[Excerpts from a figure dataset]
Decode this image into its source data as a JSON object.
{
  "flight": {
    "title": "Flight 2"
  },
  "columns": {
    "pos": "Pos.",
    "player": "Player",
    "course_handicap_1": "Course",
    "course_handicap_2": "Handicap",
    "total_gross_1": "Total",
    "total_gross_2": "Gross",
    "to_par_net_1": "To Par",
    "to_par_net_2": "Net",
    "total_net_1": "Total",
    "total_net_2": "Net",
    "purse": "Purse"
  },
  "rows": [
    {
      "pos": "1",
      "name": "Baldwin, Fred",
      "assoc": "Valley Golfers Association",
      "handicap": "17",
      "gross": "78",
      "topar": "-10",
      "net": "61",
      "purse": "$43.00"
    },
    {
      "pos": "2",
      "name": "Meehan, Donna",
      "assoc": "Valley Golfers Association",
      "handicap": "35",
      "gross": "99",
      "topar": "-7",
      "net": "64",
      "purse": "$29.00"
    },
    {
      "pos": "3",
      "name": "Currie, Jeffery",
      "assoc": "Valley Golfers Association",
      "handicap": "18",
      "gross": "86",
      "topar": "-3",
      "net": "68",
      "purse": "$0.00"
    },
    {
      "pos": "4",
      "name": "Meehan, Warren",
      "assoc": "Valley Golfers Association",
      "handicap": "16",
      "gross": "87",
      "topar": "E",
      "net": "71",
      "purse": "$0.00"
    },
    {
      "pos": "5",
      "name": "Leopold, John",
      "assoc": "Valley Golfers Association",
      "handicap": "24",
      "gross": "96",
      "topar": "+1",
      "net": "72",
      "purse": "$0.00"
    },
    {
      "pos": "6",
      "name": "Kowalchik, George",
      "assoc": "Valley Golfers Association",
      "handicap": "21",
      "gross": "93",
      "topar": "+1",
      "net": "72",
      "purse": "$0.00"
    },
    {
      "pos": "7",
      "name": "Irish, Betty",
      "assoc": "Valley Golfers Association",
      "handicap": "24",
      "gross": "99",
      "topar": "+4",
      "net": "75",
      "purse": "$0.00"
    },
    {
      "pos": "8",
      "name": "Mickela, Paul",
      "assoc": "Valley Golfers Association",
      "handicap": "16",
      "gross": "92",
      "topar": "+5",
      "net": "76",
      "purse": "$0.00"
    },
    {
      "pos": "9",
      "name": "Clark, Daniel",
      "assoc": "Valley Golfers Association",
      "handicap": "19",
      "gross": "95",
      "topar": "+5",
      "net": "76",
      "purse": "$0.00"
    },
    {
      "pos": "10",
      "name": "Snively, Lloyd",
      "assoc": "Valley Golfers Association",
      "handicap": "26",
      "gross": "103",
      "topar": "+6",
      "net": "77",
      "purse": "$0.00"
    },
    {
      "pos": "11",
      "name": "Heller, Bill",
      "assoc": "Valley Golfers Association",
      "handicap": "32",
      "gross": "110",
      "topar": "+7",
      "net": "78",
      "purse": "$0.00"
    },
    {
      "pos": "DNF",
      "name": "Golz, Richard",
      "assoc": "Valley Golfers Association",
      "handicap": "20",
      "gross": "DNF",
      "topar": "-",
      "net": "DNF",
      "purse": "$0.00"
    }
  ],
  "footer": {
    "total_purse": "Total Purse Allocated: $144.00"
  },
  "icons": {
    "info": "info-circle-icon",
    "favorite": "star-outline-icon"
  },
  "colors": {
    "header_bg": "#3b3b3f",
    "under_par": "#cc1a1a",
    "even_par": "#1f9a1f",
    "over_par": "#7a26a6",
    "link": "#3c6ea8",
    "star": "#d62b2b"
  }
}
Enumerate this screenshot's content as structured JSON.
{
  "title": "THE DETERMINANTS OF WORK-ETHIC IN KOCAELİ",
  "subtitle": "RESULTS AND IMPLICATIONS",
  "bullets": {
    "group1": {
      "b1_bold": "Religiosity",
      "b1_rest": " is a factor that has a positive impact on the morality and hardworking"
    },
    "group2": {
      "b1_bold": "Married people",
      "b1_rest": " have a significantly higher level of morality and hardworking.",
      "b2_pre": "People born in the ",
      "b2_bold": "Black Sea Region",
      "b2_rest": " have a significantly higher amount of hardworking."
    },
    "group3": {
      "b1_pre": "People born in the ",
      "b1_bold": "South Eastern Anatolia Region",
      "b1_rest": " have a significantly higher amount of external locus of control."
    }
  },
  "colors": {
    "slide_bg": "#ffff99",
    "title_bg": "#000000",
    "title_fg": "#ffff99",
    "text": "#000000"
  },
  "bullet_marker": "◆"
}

**Task details:**
Pick out every line with the string "higher" and copy it.

**Solution:**
      "b1_rest": " have a significantly higher level of morality and hardworking.",
      "b2_rest": " have a significantly higher amount of hardworking."
      "b1_rest": " have a significantly higher amount of external locus of control."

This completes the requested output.